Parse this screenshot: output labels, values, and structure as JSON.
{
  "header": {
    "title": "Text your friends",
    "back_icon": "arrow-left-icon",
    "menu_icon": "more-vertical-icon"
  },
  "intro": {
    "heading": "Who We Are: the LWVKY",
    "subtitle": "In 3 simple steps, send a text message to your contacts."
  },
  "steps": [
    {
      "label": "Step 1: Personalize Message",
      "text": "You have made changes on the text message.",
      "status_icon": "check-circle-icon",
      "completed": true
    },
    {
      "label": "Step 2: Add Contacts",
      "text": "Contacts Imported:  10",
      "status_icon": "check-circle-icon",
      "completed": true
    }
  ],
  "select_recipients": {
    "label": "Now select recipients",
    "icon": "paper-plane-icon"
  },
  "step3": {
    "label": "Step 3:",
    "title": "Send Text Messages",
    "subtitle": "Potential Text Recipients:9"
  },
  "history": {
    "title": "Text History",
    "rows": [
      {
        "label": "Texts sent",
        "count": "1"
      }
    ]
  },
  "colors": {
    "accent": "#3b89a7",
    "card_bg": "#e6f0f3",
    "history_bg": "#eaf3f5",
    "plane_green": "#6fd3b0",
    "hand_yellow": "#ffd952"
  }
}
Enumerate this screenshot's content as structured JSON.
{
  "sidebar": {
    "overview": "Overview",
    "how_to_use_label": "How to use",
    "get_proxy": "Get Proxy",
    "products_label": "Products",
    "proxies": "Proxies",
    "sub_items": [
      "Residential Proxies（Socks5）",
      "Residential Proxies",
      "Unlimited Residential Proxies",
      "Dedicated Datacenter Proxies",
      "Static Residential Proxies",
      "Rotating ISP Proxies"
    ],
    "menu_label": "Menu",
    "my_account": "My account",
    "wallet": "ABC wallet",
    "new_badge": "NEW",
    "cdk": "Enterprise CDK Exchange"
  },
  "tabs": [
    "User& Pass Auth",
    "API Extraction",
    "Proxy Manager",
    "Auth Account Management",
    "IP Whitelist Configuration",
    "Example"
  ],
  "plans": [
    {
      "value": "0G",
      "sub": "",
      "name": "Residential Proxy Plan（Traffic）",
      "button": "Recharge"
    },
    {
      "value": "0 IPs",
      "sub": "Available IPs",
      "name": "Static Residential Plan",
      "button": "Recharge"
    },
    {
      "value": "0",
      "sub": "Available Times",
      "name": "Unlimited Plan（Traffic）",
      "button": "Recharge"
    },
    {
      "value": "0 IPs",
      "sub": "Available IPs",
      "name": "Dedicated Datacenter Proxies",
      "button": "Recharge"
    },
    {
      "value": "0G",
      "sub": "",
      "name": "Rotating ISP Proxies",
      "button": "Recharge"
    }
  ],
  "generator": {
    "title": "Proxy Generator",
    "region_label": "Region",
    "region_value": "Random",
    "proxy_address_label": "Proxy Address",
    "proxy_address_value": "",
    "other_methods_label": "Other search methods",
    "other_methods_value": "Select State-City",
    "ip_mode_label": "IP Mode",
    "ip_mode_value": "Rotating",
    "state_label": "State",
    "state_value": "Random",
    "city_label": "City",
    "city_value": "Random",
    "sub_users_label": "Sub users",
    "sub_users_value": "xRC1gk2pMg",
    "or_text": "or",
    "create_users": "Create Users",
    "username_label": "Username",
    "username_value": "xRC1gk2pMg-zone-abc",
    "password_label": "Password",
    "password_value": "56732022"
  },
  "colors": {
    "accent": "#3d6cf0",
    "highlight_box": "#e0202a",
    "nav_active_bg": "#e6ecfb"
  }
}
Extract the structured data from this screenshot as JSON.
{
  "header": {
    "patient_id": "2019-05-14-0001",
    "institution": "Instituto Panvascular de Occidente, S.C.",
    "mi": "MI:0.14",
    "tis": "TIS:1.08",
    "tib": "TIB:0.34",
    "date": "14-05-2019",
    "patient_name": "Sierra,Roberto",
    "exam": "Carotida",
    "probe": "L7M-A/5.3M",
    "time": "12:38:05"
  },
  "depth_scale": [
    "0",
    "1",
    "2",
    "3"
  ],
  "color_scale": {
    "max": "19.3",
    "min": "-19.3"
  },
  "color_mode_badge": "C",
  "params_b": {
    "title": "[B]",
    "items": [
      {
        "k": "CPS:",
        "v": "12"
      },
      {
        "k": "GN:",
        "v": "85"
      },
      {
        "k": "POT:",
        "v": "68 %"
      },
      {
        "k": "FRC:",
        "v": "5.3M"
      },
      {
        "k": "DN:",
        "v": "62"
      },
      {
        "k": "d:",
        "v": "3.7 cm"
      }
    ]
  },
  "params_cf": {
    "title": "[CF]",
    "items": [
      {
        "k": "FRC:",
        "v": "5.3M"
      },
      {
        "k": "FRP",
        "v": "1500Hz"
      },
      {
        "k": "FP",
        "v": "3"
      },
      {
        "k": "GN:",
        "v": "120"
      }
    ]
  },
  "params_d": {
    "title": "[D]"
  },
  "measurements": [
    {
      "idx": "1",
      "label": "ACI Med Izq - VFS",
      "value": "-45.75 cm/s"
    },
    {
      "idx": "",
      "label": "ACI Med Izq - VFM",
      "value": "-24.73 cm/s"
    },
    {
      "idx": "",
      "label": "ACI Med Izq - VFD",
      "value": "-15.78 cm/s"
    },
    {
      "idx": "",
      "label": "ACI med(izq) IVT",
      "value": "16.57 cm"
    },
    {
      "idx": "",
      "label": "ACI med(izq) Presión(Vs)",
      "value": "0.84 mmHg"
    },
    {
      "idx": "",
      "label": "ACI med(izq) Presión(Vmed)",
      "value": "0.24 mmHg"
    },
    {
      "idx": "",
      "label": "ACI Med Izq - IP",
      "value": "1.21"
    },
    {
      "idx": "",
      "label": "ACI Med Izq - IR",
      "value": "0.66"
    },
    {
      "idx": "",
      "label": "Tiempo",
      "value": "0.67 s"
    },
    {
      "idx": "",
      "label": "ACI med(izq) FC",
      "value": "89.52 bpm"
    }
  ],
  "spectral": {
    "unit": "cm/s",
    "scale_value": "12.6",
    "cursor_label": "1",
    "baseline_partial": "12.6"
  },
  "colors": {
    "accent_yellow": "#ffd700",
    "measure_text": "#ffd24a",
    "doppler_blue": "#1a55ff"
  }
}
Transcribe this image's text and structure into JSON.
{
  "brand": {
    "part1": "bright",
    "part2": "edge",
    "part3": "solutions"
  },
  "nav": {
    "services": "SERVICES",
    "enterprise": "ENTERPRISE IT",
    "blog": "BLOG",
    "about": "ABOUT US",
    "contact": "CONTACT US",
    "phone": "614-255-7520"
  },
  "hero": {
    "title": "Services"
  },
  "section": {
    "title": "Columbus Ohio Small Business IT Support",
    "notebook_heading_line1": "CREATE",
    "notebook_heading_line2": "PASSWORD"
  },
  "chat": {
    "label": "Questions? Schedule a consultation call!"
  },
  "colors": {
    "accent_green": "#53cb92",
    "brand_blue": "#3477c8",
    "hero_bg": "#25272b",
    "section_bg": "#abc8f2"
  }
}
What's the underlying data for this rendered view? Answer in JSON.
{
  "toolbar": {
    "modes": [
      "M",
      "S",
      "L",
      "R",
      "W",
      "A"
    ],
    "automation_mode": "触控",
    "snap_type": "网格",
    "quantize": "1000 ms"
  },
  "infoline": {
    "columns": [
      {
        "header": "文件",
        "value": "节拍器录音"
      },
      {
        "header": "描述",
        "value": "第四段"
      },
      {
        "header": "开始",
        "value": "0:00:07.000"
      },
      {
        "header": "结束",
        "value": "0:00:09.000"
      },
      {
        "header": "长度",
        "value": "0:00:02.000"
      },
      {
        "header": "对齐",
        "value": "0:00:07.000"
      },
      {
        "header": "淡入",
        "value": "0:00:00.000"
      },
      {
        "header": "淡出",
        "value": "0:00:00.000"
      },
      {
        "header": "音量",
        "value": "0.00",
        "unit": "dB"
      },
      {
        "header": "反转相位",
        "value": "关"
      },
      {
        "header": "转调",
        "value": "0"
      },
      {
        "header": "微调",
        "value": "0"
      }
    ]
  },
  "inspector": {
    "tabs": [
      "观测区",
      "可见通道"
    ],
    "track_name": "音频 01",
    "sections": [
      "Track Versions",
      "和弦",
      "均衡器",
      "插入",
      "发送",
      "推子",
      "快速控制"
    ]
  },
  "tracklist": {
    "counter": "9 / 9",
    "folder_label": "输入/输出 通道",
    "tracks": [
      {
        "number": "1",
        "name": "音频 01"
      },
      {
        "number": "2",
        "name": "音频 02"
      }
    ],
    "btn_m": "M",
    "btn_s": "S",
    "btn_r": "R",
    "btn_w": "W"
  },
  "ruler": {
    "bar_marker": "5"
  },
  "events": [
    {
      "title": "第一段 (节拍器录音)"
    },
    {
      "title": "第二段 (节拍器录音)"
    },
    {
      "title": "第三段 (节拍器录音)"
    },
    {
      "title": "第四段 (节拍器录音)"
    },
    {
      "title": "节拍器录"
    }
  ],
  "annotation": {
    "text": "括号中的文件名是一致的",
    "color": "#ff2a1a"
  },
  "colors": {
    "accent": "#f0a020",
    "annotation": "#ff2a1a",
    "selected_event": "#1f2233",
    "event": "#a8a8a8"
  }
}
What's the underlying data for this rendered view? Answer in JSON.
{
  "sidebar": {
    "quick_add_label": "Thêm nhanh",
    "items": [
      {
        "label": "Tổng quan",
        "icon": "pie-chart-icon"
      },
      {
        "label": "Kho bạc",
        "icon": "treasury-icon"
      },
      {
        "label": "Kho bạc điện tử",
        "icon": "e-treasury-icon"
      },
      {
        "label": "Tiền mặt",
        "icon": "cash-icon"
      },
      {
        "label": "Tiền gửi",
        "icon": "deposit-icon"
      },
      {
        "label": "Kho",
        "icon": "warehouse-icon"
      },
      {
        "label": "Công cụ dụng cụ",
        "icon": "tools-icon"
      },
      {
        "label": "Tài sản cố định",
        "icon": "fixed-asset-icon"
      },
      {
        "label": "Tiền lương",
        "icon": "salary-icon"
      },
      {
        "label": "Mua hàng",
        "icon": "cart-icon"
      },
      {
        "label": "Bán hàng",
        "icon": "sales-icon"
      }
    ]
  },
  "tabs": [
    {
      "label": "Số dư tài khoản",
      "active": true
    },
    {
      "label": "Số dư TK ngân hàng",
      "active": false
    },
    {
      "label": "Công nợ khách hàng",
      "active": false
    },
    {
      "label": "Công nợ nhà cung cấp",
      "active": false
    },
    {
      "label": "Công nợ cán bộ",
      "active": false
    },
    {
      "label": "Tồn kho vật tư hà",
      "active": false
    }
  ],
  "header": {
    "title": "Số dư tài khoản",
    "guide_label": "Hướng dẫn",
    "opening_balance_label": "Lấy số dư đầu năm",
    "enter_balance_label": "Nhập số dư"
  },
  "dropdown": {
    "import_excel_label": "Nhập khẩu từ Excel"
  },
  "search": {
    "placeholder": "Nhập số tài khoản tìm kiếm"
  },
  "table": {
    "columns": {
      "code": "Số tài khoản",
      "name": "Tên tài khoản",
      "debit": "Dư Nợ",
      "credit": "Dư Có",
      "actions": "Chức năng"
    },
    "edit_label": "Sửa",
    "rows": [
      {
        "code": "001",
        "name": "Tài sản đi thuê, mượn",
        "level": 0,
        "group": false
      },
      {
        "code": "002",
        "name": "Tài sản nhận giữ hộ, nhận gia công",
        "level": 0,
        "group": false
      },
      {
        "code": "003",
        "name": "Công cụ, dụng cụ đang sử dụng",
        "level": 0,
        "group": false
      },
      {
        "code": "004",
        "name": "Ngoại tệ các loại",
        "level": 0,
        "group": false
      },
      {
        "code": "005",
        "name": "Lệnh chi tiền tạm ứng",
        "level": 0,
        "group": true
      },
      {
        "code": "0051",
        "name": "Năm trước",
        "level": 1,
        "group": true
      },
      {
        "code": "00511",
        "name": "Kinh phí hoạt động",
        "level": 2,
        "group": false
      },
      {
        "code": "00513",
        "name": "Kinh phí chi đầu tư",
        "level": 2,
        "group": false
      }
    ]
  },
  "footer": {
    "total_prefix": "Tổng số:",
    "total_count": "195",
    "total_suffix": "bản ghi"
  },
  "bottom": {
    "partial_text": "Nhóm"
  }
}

=====

* PROBLEM TO SOLVE
Go through the listing above and locate each line that holds the word "steps". Copy those lines.

* FINISHED TASK
    "subtitle": "In 3 simple steps, send a text message to your contacts."
  "steps": [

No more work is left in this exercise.